» Required task A
Using the review of Rachel Stern's book on environmental litigation in China, list every group that the review says has to tread lightly when considering environmental legal cases.
» Required task B
Resume the review of Rachel Stern's book on environmental litigation in China, picking up right after its final sentence.

» Document text

It is well known that China has both an authoritarian government and a tremendous environmental challenge. Less widely recognized, at least outside the community of Asian Studies scholars, is that over the last three decades the Chinese central government has pushed, albeit with varying degrees of enthusiasm, to establish a stronger and more comprehensive legal system. Rachel Stern’s important new book examines the relationship among these three elements: authoritarianism, pollution, and the legal system. Seeking to tease out how the three influence one another, Stern offers a succinct, insightful analysis of the role of environmental litigation in China. Based on extensive field research in China involving more than 170 interviews and the review of dozens of environmental legal cases, Stern’s work is a highly engaging portrayal of the legal system in action that simultaneously addresses questions of fundamental importance to Chinese politics and environmental protection. While scholars and graduate students are the book’s main audience, the cogent prose and deft use of examples make this book accessible to a far wider range of readers than the typical academic study. Upper-level undergraduate students and those with a general interest in China or law and society will find this book a valuable read.
Stern’s book starts with an important observation: China is a country of contradictions and conflicting aspirations. It is, for example, a communist country instituting capitalist reforms and a one-party political system in which there are nominally democratic experiments such village elections. Most relevant to Stern’s work, China’s leaders are seeking to gain the economic and social benefits of a strong legal system while simultaneously maintaining the Communist Party’s monopoly on political power. The central government is also aiming to protect the environment and avoid the social instability that widespread pollution causes, without sacrificing its primary mission of promoting economic growth. As Stern documents admirably, these contradictions lead to ambiguity and mixed signals from the political leadership about the value of public litigation. This ambiguity means that lawyers, judges, citizens, and activists have to tread lightly when considering environmental legal cases, but it also opens up space for innovation and experimentation in using the court system as a tool for environmental protection. This potential for innovation raises three vital questions, which are the focus of Stern’s book. To what extent does the legal system offer a viable option for addressing China’s significant and growing pollution challenge? How useful is the law to Chinese citizens seeking to resolve environmental disputes? To what extent is the development of environmental litigation, and, more broadly, public interest law, changing the Chinese political system?

» Dataset content
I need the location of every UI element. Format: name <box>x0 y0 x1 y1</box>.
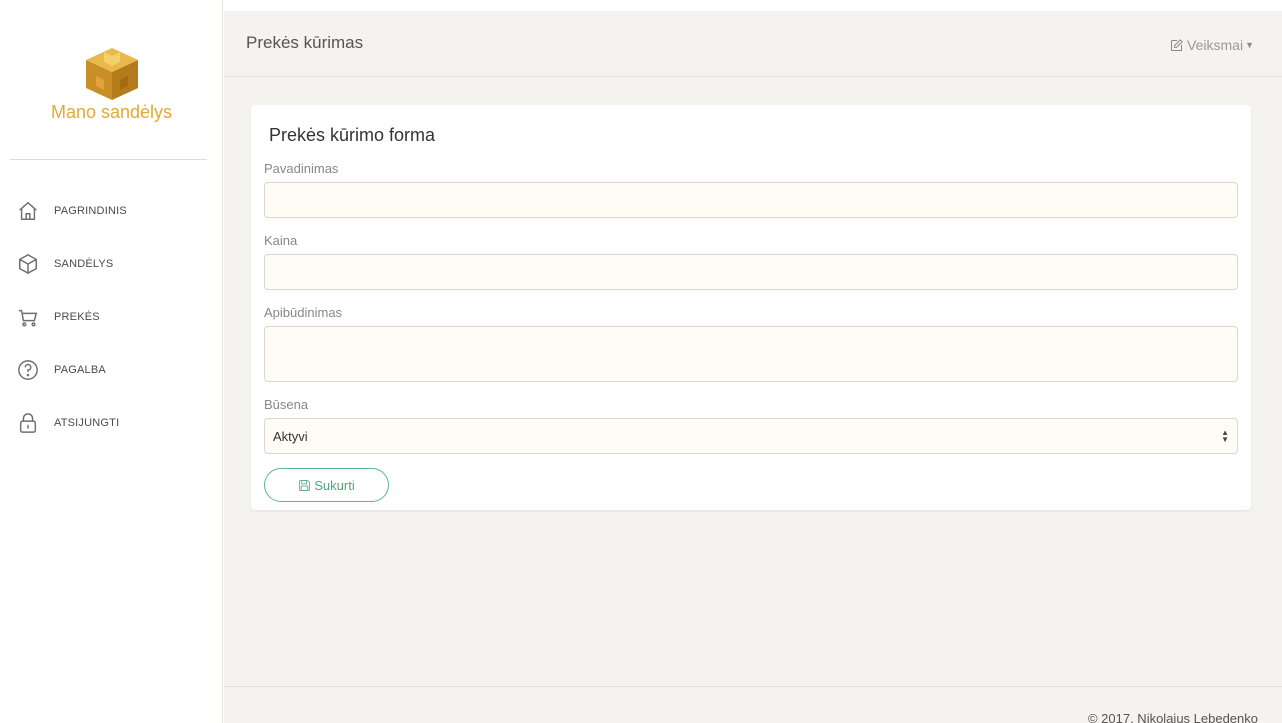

» Response A
lawyers, judges, citizens, activists

» Response B
Her answers to each of these questions, which she addresses in seven empirical chapters, tend toward the pessimistic end of the spectrum. Despite the rapid expansion of China’s environmental law, and its legal system more broadly, the law is a tool with only a limited ability to protect citizens or the environment. In fact, Stern’s book leaves the impression that it is a minor miracle that any environmental dispute is ever resolved within the Chinese court system. In impressive detail, she analyzes a seemingly endless set of barriers that prevent Chinese citizens and activists from using the courts to address grievances and promote environmental protection. For instance, would-be plaintiffs have only three years from the initial discovery of a pollution-related loss to file a claim. The time they spend petitioning the local government or seeking administrative solutions, which is inevitably their first choice, counts toward the three-year limit. Moreover, there are few lawyers who specialize in environmental cases. Most lawyers that take a pollution compensation case are “occasional dabblers” (p. 176). Lawyers will often be reluctant to take cases that are unprofitable, challenge local power holders, are politically sensitive, or involve significant legwork. Both lawyers and plaintiffs often are subject to intimidation tactics by local officials or factory owners. These tactics range from the more mundane, such as government officials dropping by a plaintiff’s house uninvited and helping themselves to food, to the actual use of physical violence by local thugs.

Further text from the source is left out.